Repeat, exactly and in full, the lines of the listing below, but without any pictures.

◇ ◇ ◇ ◇ ◇ ◇ ◇

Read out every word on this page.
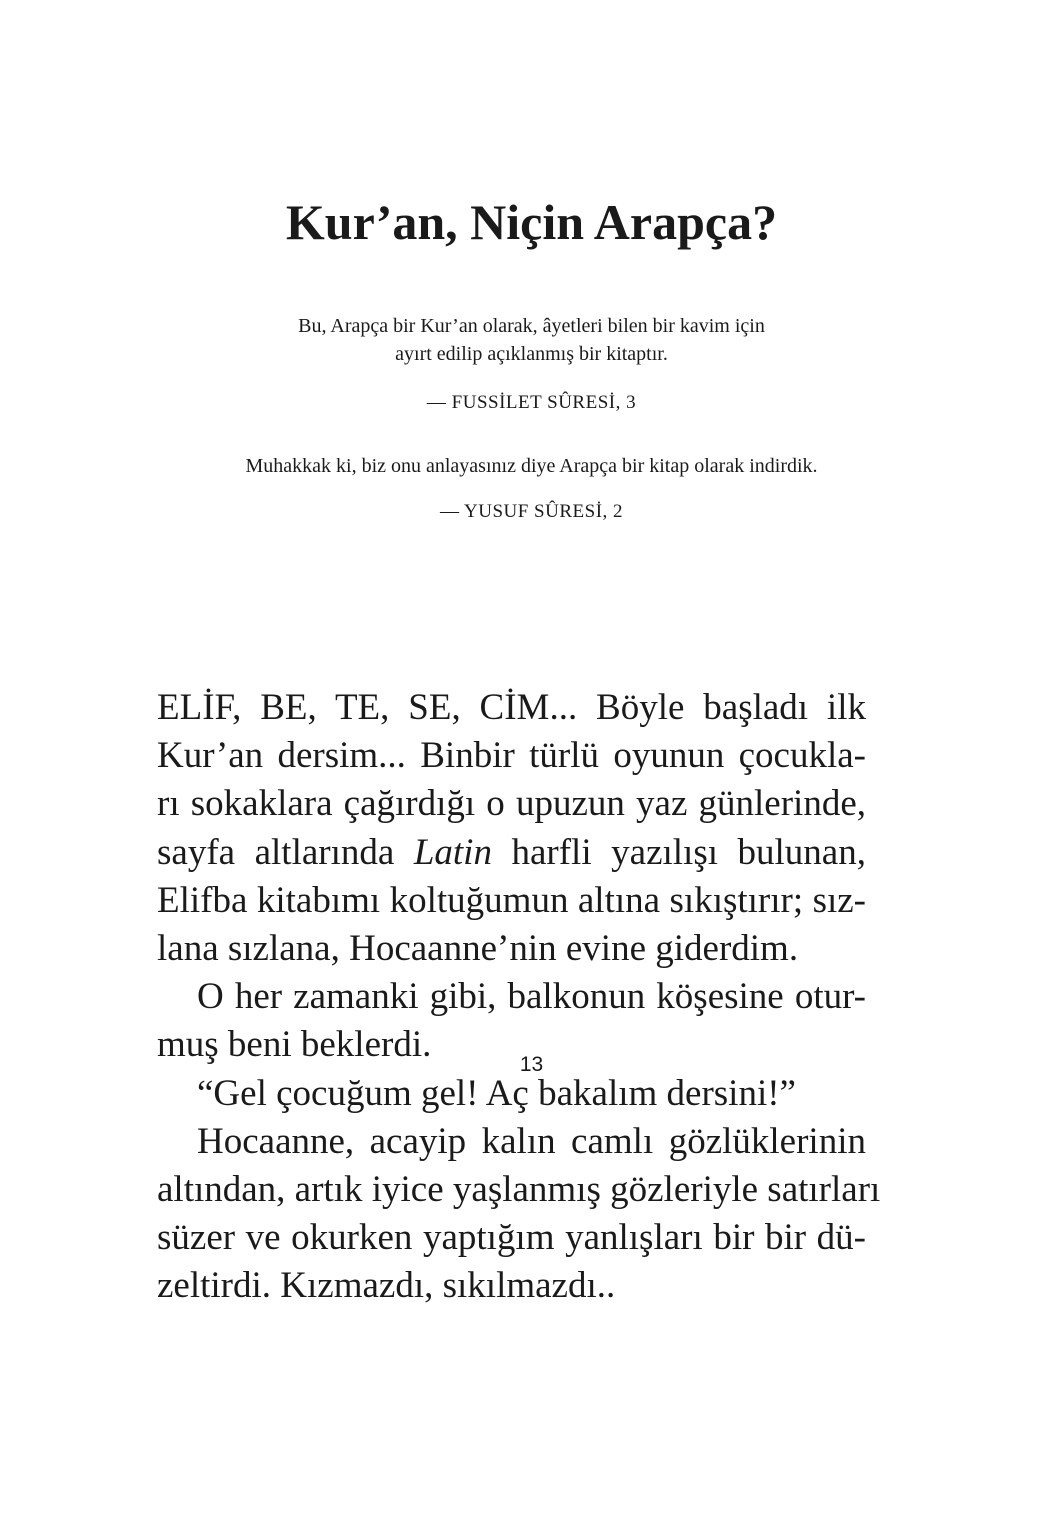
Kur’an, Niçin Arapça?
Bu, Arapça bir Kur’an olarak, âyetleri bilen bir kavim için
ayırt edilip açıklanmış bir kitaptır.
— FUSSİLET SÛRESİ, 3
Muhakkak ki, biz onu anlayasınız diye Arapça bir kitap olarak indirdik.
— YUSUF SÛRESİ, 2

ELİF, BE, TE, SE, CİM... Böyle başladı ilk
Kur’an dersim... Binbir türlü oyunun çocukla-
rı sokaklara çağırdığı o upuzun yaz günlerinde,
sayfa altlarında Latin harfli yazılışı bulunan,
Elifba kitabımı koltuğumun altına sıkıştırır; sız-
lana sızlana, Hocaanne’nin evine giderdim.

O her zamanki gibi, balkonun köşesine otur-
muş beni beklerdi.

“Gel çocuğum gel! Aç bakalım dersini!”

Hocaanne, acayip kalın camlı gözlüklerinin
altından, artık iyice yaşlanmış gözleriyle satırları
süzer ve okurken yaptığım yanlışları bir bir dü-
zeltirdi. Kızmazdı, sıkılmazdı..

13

◇ ◇ ◇ ◇ ◇ ◇ ◇

* **Task response**:
Read out every word on this page.
Kur’an, Niçin Arapça?
Bu, Arapça bir Kur’an olarak, âyetleri bilen bir kavim için
ayırt edilip açıklanmış bir kitaptır.
— FUSSİLET SÛRESİ, 3
Muhakkak ki, biz onu anlayasınız diye Arapça bir kitap olarak indirdik.
— YUSUF SÛRESİ, 2

ELİF, BE, TE, SE, CİM... Böyle başladı ilk
Kur’an dersim... Binbir türlü oyunun çocukla-
rı sokaklara çağırdığı o upuzun yaz günlerinde,
sayfa altlarında Latin harfli yazılışı bulunan,
Elifba kitabımı koltuğumun altına sıkıştırır; sız-
lana sızlana, Hocaanne’nin evine giderdim.

O her zamanki gibi, balkonun köşesine otur-
muş beni beklerdi.

“Gel çocuğum gel! Aç bakalım dersini!”

Hocaanne, acayip kalın camlı gözlüklerinin
altından, artık iyice yaşlanmış gözleriyle satırları
süzer ve okurken yaptığım yanlışları bir bir dü-
zeltirdi. Kızmazdı, sıkılmazdı..

13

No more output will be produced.